-- START --

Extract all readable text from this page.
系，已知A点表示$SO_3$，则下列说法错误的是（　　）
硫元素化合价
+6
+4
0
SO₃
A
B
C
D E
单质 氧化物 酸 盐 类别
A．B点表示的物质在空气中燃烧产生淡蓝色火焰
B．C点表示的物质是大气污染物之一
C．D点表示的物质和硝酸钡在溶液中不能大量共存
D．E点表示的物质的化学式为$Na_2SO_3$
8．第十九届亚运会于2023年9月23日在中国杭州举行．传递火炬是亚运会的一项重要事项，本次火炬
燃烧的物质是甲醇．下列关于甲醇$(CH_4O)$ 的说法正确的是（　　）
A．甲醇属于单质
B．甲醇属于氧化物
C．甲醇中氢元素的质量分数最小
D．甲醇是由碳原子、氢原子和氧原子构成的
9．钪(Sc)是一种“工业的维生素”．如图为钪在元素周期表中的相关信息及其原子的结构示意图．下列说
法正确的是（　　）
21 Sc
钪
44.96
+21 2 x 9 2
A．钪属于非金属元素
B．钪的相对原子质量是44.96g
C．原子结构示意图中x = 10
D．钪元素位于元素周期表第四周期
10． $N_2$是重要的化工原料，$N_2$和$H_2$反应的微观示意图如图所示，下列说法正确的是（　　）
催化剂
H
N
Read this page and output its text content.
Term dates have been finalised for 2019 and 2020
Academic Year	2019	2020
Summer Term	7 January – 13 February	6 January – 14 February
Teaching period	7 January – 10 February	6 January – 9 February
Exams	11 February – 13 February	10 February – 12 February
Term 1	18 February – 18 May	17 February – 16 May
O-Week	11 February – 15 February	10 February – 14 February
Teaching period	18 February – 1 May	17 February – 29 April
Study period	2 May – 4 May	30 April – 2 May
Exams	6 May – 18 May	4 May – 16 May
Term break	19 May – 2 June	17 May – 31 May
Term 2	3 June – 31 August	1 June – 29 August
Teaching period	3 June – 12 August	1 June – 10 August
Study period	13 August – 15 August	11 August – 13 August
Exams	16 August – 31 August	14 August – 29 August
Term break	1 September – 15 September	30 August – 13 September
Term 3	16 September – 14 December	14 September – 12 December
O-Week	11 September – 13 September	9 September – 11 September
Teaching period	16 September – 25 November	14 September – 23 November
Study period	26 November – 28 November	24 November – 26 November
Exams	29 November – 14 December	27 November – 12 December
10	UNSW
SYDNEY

-- END --

Read through the entries and copy each line in which "Teaching" appears.

Teaching period	7 January – 10 February	6 January – 9 February
Teaching period	18 February – 1 May	17 February – 29 April
Teaching period	3 June – 12 August	1 June – 10 August
Teaching period	16 September – 25 November	14 September – 23 November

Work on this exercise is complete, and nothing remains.